──────── Document extract

How is a discernibly queer performer, who sings not pop but traditional, serious sevdah music, incredibly popular all over Bosnia?Sevdah, Bosnia’s traditional music which sings of loss, sadness, and heartache, has been experiencing a resurgence in popularity since the civil war of the 1990s. With figures such as Amira Medunjanin and Damir Imamović taking sevdah to the world stage, the genre has moved out of bars and kafanas and earned the status of a high art form. Recently, a new face of sevdah has been rapidly gaining popularity all over the Balkans – the band Halka, and their dazzling frontman Božo Vrećo. Dubbed a ‘new European musical phenomenon’ by one Slovenian newspaper, Halka has been touring the region to amazing success, sold out performances, and glowing reviews. Most of the media attention is focused on Vrećo and his beautiful tenor, suited perfectly to sevdah’s long, drawn out melismas. Vrećo put out his own solo album last year, which features 17 acapella versions of sevdalinke, including two that he penned himself.
And then there’s Vrećo’s daringly queer aesthetic. He often appears in dark eye makeup and winged eyeliner, sometimes beardless and boyish in a tailored suit, sometimes glamorous in a backless gown and curled locks, sometimes in a black, dervish-like kaftan and topknot. His garments swirl around him as he dances to his band’s enchanting music. His personal interviews and posts on social media reveal a similar aesthetic – he appears bearded, with coquettish black curls and flowing black robes, or posts photographs of his hair in curlers, bearded and smiling. The New York Times recently branded Vreco a ‘cross-dresser’ – not only an outdated and transphobic term, but inaccurate, given that Vreco does not dress ‘as a woman’ but as himself. He sings, unusually, sevdalinke which are written for the voices of both men and women, from the perspectives of both genders. All in all, Vrećo is breaking boundaries when it comes to the genre.
At first this seems somewhat puzzling. An undeniably beautiful, talented singer who plays with gender not only onstage but offstage as well, who is discernibly queer, who sings not pop but traditional, serious sevdah music – is incredibly popular all over Bosnia?

────────────────

• [Short exercise 1]: Rewrite the stretch of the sevdah article from "At first this" through "is incredibly popular all over Bosnia?", replacing "puzzling" with "strange".
• [Short exercise 2]: According to the sevdah article, how many acapella versions of sevdalinke appear on Vrećo's solo album?
• [Short exercise 3]: List every garment that the sevdah article describes Vrećo wearing.
The records that follow come from a different source than the sevdah article.

──────── Provided data

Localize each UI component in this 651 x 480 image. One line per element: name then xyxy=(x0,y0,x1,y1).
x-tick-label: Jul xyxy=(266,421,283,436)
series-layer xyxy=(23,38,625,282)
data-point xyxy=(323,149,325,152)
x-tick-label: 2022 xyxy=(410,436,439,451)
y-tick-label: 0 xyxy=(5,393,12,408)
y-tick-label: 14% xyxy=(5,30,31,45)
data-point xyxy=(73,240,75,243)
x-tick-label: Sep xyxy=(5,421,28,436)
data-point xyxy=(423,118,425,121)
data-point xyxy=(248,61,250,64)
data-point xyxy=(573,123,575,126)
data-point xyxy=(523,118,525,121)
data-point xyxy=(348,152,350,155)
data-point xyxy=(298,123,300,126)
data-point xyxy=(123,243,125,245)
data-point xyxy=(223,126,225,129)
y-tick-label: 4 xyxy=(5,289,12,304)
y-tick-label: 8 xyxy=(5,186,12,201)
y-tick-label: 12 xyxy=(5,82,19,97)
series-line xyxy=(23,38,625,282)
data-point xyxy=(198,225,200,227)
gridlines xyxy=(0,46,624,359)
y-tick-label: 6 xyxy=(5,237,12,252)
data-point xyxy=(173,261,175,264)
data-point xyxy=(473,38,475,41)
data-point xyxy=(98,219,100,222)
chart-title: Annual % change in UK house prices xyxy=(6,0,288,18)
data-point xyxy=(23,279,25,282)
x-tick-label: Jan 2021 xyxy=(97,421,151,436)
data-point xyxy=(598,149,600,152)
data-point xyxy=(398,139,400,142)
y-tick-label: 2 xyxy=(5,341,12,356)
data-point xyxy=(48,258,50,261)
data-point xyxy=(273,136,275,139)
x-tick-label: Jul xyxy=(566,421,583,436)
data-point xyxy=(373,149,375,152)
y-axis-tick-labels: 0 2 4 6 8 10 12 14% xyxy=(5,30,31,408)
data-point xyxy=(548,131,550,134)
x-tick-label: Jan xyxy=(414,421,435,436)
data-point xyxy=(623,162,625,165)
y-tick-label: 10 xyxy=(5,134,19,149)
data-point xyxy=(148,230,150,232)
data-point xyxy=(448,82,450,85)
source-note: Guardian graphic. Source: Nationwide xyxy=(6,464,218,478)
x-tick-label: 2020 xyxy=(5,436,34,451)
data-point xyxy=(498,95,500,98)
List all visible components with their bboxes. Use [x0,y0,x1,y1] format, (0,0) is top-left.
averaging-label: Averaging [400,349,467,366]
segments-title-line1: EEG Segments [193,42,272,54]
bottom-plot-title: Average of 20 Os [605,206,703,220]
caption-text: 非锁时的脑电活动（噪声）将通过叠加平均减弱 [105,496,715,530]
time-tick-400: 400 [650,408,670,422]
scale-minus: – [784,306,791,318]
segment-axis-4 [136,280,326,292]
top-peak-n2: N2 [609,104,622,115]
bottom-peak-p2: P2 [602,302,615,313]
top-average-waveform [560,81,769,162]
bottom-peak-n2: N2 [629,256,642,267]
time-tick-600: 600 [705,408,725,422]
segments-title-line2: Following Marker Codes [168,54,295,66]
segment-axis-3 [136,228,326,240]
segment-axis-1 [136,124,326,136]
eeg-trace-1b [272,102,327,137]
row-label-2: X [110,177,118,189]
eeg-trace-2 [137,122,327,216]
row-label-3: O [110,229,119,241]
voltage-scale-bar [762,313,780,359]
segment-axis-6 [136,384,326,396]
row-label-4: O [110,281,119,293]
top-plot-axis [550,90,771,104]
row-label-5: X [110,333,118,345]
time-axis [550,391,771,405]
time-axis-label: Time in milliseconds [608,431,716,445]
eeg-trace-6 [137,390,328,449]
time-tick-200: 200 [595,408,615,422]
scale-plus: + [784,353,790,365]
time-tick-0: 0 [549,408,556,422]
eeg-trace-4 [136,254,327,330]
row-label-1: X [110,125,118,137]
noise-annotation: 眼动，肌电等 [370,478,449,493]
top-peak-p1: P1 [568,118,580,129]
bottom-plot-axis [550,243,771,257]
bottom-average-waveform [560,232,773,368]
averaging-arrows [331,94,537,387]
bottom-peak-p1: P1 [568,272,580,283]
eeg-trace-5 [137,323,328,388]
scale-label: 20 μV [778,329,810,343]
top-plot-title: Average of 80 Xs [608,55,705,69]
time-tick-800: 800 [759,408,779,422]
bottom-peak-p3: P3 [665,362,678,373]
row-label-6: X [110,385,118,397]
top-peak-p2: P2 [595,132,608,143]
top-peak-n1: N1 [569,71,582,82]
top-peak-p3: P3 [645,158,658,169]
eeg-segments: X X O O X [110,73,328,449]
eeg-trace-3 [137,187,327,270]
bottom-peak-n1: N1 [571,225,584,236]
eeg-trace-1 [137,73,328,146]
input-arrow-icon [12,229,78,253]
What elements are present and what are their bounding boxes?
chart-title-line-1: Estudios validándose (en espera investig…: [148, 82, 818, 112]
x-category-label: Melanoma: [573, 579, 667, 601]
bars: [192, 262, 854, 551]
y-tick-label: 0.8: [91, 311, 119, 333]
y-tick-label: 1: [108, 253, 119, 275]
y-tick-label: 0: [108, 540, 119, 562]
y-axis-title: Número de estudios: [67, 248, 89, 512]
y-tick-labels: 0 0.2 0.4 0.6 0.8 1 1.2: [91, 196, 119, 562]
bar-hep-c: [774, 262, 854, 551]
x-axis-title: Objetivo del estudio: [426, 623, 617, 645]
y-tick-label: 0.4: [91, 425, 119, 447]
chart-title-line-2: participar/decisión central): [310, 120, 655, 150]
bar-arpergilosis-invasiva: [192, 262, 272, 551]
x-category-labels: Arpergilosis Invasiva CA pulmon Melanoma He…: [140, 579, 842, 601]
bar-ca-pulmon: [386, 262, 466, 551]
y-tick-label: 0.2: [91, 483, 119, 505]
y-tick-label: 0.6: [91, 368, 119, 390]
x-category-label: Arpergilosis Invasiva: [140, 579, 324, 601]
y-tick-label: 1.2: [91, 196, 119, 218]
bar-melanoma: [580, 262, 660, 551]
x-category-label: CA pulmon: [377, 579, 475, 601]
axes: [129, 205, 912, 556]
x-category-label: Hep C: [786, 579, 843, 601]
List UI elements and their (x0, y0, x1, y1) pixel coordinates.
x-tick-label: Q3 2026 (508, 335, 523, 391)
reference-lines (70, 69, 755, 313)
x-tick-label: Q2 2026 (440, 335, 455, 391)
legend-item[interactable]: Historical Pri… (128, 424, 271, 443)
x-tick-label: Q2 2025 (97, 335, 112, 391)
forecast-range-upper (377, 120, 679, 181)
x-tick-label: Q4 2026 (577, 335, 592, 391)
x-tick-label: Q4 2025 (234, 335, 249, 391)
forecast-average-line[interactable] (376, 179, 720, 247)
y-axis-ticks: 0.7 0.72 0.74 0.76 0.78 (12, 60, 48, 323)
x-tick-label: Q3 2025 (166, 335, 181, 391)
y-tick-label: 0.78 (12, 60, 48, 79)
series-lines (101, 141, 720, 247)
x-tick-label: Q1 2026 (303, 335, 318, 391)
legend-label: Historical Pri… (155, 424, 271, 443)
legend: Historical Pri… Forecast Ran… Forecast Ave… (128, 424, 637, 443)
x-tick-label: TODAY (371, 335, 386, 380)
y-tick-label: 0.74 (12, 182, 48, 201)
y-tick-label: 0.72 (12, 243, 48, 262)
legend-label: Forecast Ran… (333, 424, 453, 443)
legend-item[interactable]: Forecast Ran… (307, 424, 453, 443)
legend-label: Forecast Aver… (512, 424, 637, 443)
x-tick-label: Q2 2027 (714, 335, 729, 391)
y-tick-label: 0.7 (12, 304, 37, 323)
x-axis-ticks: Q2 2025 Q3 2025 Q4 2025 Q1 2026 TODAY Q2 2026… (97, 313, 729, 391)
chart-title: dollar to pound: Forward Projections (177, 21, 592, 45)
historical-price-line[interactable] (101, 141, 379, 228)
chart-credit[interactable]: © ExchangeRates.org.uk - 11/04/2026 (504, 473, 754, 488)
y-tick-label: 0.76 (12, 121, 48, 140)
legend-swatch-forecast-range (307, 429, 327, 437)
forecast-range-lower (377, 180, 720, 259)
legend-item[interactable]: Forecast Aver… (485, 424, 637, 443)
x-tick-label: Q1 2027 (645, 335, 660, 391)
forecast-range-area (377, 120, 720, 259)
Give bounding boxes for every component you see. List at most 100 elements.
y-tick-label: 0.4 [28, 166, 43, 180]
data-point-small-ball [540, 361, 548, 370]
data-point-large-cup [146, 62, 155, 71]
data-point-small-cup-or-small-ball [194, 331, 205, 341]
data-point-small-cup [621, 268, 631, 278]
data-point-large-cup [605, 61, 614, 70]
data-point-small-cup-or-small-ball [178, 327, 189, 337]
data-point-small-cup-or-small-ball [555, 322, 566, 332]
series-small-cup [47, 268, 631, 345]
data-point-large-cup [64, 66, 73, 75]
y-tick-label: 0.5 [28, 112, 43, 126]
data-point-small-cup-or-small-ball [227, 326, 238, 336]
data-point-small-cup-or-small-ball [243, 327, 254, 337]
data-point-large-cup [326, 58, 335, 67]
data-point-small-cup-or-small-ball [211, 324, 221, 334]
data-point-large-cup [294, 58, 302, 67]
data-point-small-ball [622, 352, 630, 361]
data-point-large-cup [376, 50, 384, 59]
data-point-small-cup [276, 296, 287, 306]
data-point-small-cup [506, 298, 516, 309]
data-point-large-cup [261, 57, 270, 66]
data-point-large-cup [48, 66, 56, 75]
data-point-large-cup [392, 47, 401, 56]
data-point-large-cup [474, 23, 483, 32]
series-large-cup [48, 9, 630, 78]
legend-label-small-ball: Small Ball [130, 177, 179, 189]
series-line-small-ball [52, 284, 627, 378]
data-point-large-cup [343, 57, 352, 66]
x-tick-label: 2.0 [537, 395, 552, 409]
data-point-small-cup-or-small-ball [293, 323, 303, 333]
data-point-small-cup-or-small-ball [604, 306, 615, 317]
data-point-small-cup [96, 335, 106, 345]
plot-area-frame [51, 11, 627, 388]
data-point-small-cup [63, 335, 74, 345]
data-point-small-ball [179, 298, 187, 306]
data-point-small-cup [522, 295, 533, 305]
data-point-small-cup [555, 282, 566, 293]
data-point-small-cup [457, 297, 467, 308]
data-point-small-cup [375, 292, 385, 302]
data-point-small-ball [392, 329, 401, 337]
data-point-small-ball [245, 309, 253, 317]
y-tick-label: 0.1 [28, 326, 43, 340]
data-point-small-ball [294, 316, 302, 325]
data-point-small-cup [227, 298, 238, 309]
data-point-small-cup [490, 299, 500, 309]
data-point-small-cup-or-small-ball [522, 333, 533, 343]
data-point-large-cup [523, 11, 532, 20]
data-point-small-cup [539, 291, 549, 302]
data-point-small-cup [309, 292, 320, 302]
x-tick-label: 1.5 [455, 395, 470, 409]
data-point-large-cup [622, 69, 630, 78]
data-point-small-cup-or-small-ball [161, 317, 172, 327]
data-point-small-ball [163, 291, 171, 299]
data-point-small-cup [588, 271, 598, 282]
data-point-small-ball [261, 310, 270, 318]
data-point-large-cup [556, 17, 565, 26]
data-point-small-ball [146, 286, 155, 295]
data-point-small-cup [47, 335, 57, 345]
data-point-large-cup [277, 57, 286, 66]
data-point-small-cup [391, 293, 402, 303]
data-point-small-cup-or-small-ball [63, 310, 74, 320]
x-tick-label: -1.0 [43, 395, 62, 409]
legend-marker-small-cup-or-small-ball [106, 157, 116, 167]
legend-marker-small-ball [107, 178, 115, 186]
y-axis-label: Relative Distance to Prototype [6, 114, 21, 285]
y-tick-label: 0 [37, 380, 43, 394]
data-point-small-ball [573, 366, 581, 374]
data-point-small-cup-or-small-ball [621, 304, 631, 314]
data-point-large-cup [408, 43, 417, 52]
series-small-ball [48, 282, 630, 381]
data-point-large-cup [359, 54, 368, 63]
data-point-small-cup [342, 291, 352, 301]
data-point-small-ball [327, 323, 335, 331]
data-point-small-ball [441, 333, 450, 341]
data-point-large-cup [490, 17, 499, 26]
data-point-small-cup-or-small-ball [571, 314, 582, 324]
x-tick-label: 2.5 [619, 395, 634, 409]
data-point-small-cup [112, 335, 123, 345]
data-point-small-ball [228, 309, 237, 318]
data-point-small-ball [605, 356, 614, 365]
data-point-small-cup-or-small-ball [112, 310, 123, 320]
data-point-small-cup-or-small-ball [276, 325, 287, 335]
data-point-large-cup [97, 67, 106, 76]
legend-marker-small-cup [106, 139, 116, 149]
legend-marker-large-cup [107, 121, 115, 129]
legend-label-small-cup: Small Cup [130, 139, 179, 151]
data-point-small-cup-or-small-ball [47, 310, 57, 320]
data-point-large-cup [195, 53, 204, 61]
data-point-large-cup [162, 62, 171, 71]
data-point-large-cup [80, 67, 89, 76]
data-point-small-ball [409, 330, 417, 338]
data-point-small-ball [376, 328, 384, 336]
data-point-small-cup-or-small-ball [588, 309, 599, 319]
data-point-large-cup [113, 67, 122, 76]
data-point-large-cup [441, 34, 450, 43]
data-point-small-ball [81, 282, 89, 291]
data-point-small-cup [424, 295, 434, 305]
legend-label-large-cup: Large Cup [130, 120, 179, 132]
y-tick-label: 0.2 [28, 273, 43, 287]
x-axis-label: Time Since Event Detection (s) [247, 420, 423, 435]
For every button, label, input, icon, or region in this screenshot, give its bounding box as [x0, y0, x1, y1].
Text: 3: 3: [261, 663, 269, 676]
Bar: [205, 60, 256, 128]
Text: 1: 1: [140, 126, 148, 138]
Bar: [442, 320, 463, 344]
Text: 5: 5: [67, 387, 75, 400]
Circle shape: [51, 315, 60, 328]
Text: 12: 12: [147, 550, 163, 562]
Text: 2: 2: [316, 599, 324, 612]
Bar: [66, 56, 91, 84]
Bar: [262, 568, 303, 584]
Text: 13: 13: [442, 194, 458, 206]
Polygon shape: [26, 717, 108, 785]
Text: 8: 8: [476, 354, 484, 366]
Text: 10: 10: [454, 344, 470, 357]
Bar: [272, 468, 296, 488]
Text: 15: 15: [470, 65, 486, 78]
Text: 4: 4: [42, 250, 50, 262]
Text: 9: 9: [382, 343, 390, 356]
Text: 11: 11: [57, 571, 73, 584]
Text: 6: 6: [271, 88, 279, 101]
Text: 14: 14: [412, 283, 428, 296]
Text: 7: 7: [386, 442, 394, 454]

────────────────

• [Result 1]:
At first this seems somewhat strange. An undeniably beautiful, talented singer who plays with gender not only onstage but offstage as well, who is discernibly queer, who sings not pop but traditional, serious sevdah music – is incredibly popular all over Bosnia?

• [Result 2]: Seventeen, including two that he wrote himself.

• [Result 3]: A tailored suit, a backless gown, a black dervish-like kaftan, and flowing black robes.